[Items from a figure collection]
******

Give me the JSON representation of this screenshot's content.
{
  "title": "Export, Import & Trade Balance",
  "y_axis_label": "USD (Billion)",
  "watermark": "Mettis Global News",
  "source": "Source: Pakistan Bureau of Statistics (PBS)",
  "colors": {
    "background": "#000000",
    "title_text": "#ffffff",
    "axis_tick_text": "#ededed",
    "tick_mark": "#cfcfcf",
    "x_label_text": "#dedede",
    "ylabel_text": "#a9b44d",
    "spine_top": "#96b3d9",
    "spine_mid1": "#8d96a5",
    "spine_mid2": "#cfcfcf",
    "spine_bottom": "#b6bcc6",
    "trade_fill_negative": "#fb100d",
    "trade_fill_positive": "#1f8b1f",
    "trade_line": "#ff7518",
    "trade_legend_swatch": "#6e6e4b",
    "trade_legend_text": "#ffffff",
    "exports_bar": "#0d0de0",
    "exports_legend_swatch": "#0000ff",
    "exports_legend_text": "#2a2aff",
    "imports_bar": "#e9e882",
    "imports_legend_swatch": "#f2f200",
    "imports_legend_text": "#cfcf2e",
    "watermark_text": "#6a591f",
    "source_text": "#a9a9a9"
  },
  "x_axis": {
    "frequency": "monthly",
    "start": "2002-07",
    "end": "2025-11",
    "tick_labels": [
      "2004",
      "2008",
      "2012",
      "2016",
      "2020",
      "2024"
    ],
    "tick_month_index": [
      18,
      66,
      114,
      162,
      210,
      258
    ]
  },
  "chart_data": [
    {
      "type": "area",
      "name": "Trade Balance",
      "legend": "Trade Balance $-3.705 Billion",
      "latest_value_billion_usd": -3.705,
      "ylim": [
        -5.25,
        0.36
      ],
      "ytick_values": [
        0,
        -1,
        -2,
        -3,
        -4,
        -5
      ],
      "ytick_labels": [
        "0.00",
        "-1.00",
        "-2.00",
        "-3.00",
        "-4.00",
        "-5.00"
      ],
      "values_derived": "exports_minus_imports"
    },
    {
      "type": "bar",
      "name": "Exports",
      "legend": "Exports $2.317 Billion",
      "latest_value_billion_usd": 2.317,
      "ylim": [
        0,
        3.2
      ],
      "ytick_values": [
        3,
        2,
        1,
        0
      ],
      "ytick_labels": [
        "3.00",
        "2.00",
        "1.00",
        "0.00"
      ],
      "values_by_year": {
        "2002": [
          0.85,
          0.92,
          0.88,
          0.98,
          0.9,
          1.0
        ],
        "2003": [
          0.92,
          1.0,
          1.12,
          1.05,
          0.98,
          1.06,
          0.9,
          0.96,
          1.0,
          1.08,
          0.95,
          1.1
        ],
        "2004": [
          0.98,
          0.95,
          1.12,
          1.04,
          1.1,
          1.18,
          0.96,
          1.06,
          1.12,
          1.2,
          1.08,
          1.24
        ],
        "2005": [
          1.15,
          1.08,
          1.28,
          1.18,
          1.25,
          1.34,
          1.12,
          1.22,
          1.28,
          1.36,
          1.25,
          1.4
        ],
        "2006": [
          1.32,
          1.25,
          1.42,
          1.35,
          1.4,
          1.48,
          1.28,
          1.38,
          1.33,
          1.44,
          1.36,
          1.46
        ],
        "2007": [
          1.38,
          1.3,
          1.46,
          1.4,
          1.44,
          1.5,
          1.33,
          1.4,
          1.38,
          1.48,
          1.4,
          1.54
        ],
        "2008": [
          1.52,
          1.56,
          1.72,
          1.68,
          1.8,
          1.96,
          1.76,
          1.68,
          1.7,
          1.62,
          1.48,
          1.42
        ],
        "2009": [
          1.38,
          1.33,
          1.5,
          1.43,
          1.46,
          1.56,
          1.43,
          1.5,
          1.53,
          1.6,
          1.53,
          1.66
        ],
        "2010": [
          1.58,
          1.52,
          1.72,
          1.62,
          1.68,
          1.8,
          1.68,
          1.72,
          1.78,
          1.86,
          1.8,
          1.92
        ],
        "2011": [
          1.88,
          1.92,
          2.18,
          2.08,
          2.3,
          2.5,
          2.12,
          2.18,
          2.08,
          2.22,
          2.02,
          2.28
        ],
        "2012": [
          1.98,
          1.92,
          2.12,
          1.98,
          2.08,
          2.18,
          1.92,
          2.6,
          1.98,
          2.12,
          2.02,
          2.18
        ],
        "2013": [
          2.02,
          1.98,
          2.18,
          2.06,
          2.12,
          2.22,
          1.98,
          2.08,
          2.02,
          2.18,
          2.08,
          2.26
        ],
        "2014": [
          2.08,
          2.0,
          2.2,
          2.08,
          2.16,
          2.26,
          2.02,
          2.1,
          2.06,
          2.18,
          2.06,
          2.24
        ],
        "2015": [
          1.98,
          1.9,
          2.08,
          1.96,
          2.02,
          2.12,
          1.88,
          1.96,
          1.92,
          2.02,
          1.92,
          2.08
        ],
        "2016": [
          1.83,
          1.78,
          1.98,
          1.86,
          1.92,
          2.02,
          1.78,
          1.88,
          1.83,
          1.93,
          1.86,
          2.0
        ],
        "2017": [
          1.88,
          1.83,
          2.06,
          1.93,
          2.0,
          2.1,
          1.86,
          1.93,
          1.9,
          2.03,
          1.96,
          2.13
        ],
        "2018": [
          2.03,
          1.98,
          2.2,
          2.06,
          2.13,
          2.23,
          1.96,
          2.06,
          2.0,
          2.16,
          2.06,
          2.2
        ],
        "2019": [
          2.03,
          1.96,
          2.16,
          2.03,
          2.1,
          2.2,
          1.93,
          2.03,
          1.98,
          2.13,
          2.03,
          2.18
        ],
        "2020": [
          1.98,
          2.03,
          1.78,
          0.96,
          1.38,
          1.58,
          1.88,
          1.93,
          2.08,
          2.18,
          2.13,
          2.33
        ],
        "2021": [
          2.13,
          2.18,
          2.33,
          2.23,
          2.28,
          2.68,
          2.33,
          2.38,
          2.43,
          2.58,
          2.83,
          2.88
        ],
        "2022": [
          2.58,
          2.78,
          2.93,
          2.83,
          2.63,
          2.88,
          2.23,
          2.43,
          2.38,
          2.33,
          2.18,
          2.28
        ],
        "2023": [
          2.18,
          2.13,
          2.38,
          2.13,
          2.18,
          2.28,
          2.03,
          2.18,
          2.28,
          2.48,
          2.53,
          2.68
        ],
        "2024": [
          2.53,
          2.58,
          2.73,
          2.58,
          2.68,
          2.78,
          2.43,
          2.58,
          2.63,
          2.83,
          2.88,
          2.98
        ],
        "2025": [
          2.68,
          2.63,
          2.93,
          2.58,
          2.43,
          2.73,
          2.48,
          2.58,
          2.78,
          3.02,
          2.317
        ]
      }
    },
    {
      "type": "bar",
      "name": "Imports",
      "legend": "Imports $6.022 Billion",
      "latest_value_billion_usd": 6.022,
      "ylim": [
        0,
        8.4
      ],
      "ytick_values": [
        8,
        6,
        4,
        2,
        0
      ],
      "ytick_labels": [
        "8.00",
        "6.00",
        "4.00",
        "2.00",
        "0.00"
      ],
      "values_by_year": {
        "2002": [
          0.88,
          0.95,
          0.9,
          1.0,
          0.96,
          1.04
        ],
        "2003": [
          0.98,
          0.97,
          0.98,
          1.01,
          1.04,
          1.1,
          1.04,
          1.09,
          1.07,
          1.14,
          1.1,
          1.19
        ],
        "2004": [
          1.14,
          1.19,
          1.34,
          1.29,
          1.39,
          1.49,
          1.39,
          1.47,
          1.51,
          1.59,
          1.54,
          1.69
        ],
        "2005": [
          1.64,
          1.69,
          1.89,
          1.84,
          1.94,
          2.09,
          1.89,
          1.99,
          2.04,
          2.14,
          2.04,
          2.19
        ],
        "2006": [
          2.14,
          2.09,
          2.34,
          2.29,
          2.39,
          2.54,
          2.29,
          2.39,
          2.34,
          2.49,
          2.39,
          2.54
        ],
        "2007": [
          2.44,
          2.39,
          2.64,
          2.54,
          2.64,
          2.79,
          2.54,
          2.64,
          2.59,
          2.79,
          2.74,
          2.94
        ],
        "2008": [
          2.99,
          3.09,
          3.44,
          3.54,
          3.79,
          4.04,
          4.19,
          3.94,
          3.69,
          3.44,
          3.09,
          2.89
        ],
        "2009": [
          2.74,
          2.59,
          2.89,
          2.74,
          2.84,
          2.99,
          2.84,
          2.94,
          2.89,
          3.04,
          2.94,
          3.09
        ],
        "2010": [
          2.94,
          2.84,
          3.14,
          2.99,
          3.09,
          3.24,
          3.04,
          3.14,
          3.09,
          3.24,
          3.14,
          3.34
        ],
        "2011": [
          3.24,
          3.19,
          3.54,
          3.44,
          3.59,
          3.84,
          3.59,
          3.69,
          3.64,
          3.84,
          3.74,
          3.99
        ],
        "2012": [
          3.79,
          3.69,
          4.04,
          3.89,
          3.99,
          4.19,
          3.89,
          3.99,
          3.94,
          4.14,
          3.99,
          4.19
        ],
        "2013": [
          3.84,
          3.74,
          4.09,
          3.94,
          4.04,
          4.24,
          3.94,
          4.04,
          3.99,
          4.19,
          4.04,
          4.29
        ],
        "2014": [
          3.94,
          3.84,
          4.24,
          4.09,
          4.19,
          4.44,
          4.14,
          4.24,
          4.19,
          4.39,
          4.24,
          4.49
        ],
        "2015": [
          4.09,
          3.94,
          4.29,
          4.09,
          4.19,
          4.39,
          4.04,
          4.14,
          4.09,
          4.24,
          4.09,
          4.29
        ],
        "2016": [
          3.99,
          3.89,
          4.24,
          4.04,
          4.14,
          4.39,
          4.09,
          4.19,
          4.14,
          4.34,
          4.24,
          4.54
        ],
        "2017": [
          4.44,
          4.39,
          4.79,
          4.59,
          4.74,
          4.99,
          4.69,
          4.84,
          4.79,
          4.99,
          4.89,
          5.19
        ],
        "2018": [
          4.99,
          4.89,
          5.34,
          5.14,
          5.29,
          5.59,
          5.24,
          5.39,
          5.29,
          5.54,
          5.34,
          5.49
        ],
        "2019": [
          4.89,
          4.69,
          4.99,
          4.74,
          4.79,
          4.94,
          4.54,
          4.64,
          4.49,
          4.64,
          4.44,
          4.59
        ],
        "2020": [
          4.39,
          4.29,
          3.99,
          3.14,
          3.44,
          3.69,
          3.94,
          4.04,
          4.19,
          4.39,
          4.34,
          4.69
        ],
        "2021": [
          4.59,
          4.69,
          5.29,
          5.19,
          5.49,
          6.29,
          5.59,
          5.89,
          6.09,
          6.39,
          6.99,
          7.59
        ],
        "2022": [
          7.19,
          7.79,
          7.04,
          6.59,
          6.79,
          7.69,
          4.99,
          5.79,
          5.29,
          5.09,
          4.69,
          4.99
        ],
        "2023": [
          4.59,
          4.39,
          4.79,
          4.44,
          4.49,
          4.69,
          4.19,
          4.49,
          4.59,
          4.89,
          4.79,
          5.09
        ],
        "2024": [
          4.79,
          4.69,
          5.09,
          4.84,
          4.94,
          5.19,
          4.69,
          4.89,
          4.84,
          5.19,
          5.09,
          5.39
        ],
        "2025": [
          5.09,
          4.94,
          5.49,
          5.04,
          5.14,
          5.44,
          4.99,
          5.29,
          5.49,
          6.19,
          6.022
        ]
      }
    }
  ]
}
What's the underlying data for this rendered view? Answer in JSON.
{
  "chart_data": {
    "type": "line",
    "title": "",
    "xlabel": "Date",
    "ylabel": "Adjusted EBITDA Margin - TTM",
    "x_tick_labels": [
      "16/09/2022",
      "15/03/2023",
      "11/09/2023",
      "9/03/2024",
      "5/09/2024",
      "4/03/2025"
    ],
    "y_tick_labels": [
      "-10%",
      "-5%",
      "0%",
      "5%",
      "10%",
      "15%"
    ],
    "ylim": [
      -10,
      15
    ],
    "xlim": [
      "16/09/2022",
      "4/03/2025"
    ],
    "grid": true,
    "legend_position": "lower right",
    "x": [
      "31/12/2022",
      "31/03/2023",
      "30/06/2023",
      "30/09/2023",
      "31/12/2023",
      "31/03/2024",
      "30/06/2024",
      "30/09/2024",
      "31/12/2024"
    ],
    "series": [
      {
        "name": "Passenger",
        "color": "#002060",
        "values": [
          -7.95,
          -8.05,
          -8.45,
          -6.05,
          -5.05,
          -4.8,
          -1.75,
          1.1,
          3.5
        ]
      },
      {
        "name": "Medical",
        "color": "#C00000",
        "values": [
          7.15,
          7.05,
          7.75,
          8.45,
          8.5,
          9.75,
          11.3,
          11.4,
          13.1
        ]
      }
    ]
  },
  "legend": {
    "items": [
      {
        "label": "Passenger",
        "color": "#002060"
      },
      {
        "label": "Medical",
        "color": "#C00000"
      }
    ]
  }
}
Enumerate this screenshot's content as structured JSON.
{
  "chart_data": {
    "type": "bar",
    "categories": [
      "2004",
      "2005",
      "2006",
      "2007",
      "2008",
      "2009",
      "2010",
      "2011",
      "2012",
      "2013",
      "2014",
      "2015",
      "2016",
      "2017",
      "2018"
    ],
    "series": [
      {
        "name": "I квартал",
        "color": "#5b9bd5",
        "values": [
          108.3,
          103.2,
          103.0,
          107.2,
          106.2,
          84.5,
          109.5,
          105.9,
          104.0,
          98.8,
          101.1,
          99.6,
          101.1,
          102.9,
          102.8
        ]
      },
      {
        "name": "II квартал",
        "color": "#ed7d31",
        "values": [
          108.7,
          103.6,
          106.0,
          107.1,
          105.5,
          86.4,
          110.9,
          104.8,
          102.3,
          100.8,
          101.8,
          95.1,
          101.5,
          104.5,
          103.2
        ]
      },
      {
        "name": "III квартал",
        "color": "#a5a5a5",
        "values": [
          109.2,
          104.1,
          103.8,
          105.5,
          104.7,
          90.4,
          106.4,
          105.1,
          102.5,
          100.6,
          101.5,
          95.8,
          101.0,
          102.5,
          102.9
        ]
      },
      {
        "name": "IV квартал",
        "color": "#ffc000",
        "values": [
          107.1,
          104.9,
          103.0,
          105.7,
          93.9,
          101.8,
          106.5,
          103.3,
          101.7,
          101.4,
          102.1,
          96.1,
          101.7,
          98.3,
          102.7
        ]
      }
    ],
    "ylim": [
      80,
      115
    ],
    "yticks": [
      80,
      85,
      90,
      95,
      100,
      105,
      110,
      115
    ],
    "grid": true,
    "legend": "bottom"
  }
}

******

■ REQUEST ■
Search the entries for the word "screenshot" and pick out every line that holds it.

■ FULL SOLUTION ■
Give me the JSON representation of this screenshot's content.
Enumerate this screenshot's content as structured JSON.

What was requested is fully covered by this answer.